What is needed:
Check every line of the entries for "shift", and copy the lines that hold it.

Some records
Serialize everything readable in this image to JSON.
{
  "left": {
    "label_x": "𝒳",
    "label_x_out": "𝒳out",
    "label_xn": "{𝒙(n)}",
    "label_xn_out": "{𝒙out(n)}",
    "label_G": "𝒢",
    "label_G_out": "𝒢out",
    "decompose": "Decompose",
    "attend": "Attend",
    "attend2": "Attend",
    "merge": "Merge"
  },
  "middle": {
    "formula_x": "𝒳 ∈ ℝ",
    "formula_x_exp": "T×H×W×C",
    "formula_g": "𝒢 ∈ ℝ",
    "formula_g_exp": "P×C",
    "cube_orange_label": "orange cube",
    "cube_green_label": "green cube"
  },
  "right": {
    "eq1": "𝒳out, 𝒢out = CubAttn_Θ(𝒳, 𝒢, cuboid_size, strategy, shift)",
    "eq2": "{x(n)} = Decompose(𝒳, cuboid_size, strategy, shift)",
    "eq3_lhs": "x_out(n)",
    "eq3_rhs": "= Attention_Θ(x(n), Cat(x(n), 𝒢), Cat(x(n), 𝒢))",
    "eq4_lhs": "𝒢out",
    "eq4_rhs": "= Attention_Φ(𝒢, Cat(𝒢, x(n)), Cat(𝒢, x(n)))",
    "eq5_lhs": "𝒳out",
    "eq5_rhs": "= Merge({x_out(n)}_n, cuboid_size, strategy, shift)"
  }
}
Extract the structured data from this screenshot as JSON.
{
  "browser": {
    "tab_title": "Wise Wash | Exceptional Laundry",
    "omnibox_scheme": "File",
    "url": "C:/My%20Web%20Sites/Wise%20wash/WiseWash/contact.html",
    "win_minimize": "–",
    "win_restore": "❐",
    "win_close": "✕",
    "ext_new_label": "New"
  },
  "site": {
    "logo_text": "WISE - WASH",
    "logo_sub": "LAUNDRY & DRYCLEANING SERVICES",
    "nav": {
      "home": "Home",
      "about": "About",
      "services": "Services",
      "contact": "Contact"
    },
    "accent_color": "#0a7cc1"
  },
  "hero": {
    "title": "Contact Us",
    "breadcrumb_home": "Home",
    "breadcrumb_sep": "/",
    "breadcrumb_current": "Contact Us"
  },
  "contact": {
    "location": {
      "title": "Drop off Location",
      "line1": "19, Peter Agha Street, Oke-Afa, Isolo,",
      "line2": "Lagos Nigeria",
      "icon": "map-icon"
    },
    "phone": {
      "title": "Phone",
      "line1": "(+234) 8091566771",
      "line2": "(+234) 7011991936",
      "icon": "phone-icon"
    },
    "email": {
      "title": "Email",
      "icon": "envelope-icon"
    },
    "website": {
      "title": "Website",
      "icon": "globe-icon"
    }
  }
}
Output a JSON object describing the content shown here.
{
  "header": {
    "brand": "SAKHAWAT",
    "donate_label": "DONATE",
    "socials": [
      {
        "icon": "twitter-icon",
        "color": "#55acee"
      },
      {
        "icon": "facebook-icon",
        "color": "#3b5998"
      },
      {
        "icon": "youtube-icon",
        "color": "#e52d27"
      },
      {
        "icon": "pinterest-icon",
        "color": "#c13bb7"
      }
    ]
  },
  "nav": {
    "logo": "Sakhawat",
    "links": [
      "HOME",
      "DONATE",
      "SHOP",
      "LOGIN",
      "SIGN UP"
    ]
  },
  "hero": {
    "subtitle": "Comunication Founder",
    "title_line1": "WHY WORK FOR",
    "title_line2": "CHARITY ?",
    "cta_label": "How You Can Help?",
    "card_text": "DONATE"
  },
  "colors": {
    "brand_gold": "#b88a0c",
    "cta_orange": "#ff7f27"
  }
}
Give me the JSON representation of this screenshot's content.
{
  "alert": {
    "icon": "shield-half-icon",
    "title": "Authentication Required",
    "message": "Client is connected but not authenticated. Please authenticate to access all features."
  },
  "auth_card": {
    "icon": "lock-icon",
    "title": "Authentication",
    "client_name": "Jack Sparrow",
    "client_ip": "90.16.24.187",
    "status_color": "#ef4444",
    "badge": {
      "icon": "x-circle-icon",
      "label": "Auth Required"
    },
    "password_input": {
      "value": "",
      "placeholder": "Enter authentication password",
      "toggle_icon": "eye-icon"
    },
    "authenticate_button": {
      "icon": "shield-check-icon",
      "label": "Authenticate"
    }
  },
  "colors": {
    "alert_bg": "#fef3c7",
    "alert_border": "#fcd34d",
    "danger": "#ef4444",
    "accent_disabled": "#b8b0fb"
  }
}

The reply:
    "eq1": "𝒳out, 𝒢out = CubAttn_Θ(𝒳, 𝒢, cuboid_size, strategy, shift)",
    "eq2": "{x(n)} = Decompose(𝒳, cuboid_size, strategy, shift)",
    "eq5_rhs": "= Merge({x_out(n)}_n, cuboid_size, strategy, shift)"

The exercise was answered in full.